◆ Requirement ◆
Take the records underneath and set them down exactly.

◆ Task input ◆
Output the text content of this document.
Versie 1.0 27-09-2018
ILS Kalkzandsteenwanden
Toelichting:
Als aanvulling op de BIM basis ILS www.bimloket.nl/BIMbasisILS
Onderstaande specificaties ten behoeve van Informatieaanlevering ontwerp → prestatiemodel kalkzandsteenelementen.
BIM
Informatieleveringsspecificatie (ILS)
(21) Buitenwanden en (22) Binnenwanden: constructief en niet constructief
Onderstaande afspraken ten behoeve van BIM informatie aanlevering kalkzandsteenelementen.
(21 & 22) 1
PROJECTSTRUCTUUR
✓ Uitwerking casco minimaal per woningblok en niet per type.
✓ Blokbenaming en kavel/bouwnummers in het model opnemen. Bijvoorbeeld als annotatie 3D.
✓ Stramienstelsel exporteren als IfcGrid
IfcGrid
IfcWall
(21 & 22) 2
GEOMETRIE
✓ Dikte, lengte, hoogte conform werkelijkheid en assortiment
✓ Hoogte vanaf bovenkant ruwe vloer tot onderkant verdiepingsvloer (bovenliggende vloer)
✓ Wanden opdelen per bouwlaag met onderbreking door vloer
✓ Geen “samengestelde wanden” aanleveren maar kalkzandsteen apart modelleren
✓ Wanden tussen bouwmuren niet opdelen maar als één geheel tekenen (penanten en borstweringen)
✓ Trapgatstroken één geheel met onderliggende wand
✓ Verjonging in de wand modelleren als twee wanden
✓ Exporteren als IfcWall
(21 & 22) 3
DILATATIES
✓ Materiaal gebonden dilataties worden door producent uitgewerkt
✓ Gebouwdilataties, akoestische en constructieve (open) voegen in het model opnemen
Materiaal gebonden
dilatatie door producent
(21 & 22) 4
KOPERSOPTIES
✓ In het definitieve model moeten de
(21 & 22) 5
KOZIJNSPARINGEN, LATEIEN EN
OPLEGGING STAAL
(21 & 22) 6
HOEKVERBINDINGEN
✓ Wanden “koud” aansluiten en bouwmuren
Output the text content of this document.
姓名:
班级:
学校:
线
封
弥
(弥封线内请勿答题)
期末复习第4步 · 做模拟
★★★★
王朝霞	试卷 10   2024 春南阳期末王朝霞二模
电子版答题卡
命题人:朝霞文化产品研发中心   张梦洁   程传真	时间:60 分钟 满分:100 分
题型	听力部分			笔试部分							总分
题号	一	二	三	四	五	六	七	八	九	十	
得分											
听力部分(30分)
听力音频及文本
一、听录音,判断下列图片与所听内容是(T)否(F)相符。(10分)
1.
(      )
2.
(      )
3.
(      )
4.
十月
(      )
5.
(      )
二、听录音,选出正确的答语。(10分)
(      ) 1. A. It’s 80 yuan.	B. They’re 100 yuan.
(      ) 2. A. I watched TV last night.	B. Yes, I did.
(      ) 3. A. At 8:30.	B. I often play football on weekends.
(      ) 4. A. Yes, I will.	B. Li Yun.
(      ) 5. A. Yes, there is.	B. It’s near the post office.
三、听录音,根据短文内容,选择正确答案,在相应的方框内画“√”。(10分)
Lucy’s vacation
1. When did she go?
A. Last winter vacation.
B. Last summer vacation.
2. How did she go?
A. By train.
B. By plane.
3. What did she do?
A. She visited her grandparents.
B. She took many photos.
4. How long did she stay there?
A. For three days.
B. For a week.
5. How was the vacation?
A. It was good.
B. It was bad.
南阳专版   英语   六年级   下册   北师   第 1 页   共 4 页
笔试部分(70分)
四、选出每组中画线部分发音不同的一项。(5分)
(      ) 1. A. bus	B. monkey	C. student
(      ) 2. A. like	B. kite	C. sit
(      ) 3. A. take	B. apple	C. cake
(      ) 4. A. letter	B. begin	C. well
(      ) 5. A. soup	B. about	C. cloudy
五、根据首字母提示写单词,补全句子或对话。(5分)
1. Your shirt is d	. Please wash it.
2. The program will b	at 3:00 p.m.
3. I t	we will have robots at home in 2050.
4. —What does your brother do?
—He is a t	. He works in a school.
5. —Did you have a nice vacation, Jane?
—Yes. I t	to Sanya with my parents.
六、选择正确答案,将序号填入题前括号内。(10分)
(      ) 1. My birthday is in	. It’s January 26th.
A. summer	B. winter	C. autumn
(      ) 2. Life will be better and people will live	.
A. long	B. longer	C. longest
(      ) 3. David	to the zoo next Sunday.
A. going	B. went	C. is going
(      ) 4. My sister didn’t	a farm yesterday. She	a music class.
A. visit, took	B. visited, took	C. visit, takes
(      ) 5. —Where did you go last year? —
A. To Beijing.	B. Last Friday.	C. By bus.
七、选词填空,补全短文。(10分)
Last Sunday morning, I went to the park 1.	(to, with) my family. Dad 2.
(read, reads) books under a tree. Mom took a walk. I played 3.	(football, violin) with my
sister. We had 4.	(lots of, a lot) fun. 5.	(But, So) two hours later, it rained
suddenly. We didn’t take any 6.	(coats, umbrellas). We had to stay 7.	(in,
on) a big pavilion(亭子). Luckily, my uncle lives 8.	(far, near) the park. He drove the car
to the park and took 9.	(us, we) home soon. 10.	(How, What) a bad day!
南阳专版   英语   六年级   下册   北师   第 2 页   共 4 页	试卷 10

◆ Exercise response ◆
Output the text content of this document.
Versie 1.0 27-09-2018
ILS Kalkzandsteenwanden
Toelichting:
Als aanvulling op de BIM basis ILS www.bimloket.nl/BIMbasisILS
Onderstaande specificaties ten behoeve van Informatieaanlevering ontwerp → prestatiemodel kalkzandsteenelementen.
BIM
Informatieleveringsspecificatie (ILS)
(21) Buitenwanden en (22) Binnenwanden: constructief en niet constructief
Onderstaande afspraken ten behoeve van BIM informatie aanlevering kalkzandsteenelementen.
(21 & 22) 1
PROJECTSTRUCTUUR
✓ Uitwerking casco minimaal per woningblok en niet per type.
✓ Blokbenaming en kavel/bouwnummers in het model opnemen. Bijvoorbeeld als annotatie 3D.
✓ Stramienstelsel exporteren als IfcGrid
IfcGrid
IfcWall
(21 & 22) 2
GEOMETRIE
✓ Dikte, lengte, hoogte conform werkelijkheid en assortiment
✓ Hoogte vanaf bovenkant ruwe vloer tot onderkant verdiepingsvloer (bovenliggende vloer)
✓ Wanden opdelen per bouwlaag met onderbreking door vloer
✓ Geen “samengestelde wanden” aanleveren maar kalkzandsteen apart modelleren
✓ Wanden tussen bouwmuren niet opdelen maar als één geheel tekenen (penanten en borstweringen)
✓ Trapgatstroken één geheel met onderliggende wand
✓ Verjonging in de wand modelleren als twee wanden
✓ Exporteren als IfcWall
(21 & 22) 3
DILATATIES
✓ Materiaal gebonden dilataties worden door producent uitgewerkt
✓ Gebouwdilataties, akoestische en constructieve (open) voegen in het model opnemen
Materiaal gebonden
dilatatie door producent
(21 & 22) 4
KOPERSOPTIES
✓ In het definitieve model moeten de
(21 & 22) 5
KOZIJNSPARINGEN, LATEIEN EN
OPLEGGING STAAL
(21 & 22) 6
HOEKVERBINDINGEN
✓ Wanden “koud” aansluiten en bouwmuren
Output the text content of this document.
姓名:
班级:
学校:
线
封
弥
(弥封线内请勿答题)
期末复习第4步 · 做模拟
★★★★
王朝霞	试卷 10   2024 春南阳期末王朝霞二模
电子版答题卡
命题人:朝霞文化产品研发中心   张梦洁   程传真	时间:60 分钟 满分:100 分
题型	听力部分			笔试部分							总分
题号	一	二	三	四	五	六	七	八	九	十	
得分											
听力部分(30分)
听力音频及文本
一、听录音,判断下列图片与所听内容是(T)否(F)相符。(10分)
1.
(      )
2.
(      )
3.
(      )
4.
十月
(      )
5.
(      )
二、听录音,选出正确的答语。(10分)
(      ) 1. A. It’s 80 yuan.	B. They’re 100 yuan.
(      ) 2. A. I watched TV last night.	B. Yes, I did.
(      ) 3. A. At 8:30.	B. I often play football on weekends.
(      ) 4. A. Yes, I will.	B. Li Yun.
(      ) 5. A. Yes, there is.	B. It’s near the post office.
三、听录音,根据短文内容,选择正确答案,在相应的方框内画“√”。(10分)
Lucy’s vacation
1. When did she go?
A. Last winter vacation.
B. Last summer vacation.
2. How did she go?
A. By train.
B. By plane.
3. What did she do?
A. She visited her grandparents.
B. She took many photos.
4. How long did she stay there?
A. For three days.
B. For a week.
5. How was the vacation?
A. It was good.
B. It was bad.
南阳专版   英语   六年级   下册   北师   第 1 页   共 4 页
笔试部分(70分)
四、选出每组中画线部分发音不同的一项。(5分)
(      ) 1. A. bus	B. monkey	C. student
(      ) 2. A. like	B. kite	C. sit
(      ) 3. A. take	B. apple	C. cake
(      ) 4. A. letter	B. begin	C. well
(      ) 5. A. soup	B. about	C. cloudy
五、根据首字母提示写单词,补全句子或对话。(5分)
1. Your shirt is d	. Please wash it.
2. The program will b	at 3:00 p.m.
3. I t	we will have robots at home in 2050.
4. —What does your brother do?
—He is a t	. He works in a school.
5. —Did you have a nice vacation, Jane?
—Yes. I t	to Sanya with my parents.
六、选择正确答案,将序号填入题前括号内。(10分)
(      ) 1. My birthday is in	. It’s January 26th.
A. summer	B. winter	C. autumn
(      ) 2. Life will be better and people will live	.
A. long	B. longer	C. longest
(      ) 3. David	to the zoo next Sunday.
A. going	B. went	C. is going
(      ) 4. My sister didn’t	a farm yesterday. She	a music class.
A. visit, took	B. visited, took	C. visit, takes
(      ) 5. —Where did you go last year? —
A. To Beijing.	B. Last Friday.	C. By bus.
七、选词填空,补全短文。(10分)
Last Sunday morning, I went to the park 1.	(to, with) my family. Dad 2.
(read, reads) books under a tree. Mom took a walk. I played 3.	(football, violin) with my
sister. We had 4.	(lots of, a lot) fun. 5.	(But, So) two hours later, it rained
suddenly. We didn’t take any 6.	(coats, umbrellas). We had to stay 7.	(in,
on) a big pavilion(亭子). Luckily, my uncle lives 8.	(far, near) the park. He drove the car
to the park and took 9.	(us, we) home soon. 10.	(How, What) a bad day!
南阳专版   英语   六年级   下册   北师   第 2 页   共 4 页	试卷 10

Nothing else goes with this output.